__Entries supplied__
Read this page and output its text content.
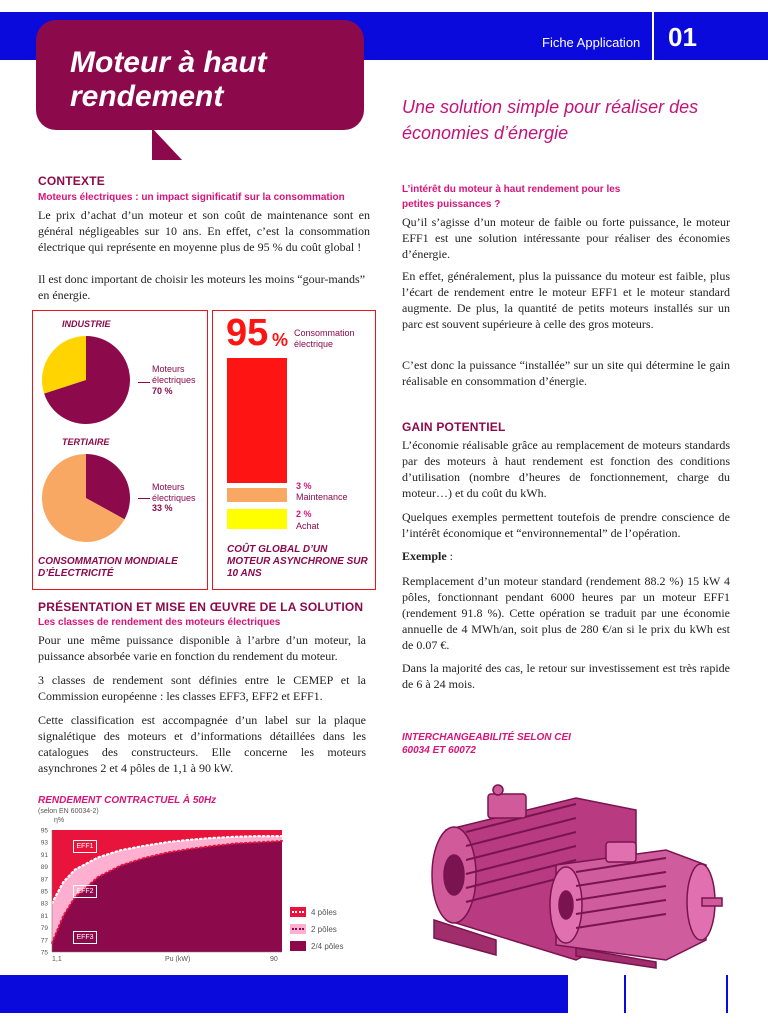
Fiche Application 01
Moteur à haut rendement	Une solution simple pour réaliser des économies d’énergie
CONTEXTE
Moteurs électriques : un impact significatif sur la consommation
Le prix d’achat d’un moteur et son coût de maintenance sont en général négligeables sur 10 ans. En effet, c’est la consommation électrique qui représente en moyenne plus de 95 % du coût global !
Il est donc important de choisir les moteurs les moins “gour-mands” en énergie.
INDUSTRIE
Moteurs électriques
70 %
TERTIAIRE
Moteurs électriques
33 %
CONSOMMATION MONDIALE D’ÉLECTRICITÉ
95 % Consommation électrique
3 %
Maintenance
2 %
Achat
COÛT GLOBAL D’UN MOTEUR ASYNCHRONE SUR 10 ANS
PRÉSENTATION ET MISE EN ŒUVRE DE LA SOLUTION
Les classes de rendement des moteurs électriques
Pour une même puissance disponible à l’arbre d’un moteur, la puissance absorbée varie en fonction du rendement du moteur.
3 classes de rendement sont définies entre le CEMEP et la Commission européenne : les classes EFF3, EFF2 et EFF1.
Cette classification est accompagnée d’un label sur la plaque signalétique des moteurs et d’informations détaillées dans les catalogues des constructeurs. Elle concerne les moteurs asynchrones 2 et 4 pôles de 1,1 à 90 kW.
RENDEMENT CONTRACTUEL À 50Hz
(selon EN 60034-2)
η%
75
77
79
81
83
85
87
89
91
93
95
1,1	Pu (kW)	90
EFF1
EFF2
EFF3
4 pôles
2 pôles
2/4 pôles
L’intérêt du moteur à haut rendement pour les petites puissances ?
Qu’il s’agisse d’un moteur de faible ou forte puissance, le moteur EFF1 est une solution intéressante pour réaliser des économies d’énergie.
En effet, généralement, plus la puissance du moteur est faible, plus l’écart de rendement entre le moteur EFF1 et le moteur standard augmente. De plus, la quantité de petits moteurs installés sur un parc est souvent supérieure à celle des gros moteurs.
C’est donc la puissance “installée” sur un site qui détermine le gain réalisable en consommation d’énergie.
GAIN POTENTIEL
L’économie réalisable grâce au remplacement de moteurs standards par des moteurs à haut rendement est fonction des conditions d’utilisation (nombre d’heures de fonctionnement, charge du moteur…) et du coût du kWh.
Quelques exemples permettent toutefois de prendre conscience de l’intérêt économique et “environnemental” de l’opération.
Exemple :
Remplacement d’un moteur standard (rendement 88.2 %) 15 kW 4 pôles, fonctionnant pendant 6000 heures par un moteur EFF1 (rendement 91.8 %). Cette opération se traduit par une économie annuelle de 4 MWh/an, soit plus de 280 €/an si le prix du kWh est de 0.07 €.
Dans la majorité des cas, le retour sur investissement est très rapide de 6 à 24 mois.
INTERCHANGEABILITÉ SELON CEI 60034 ET 60072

__Problem to solve__
Using the material above, state how many lines include the string "réaliser". Answer with a single number.

__Solution__
2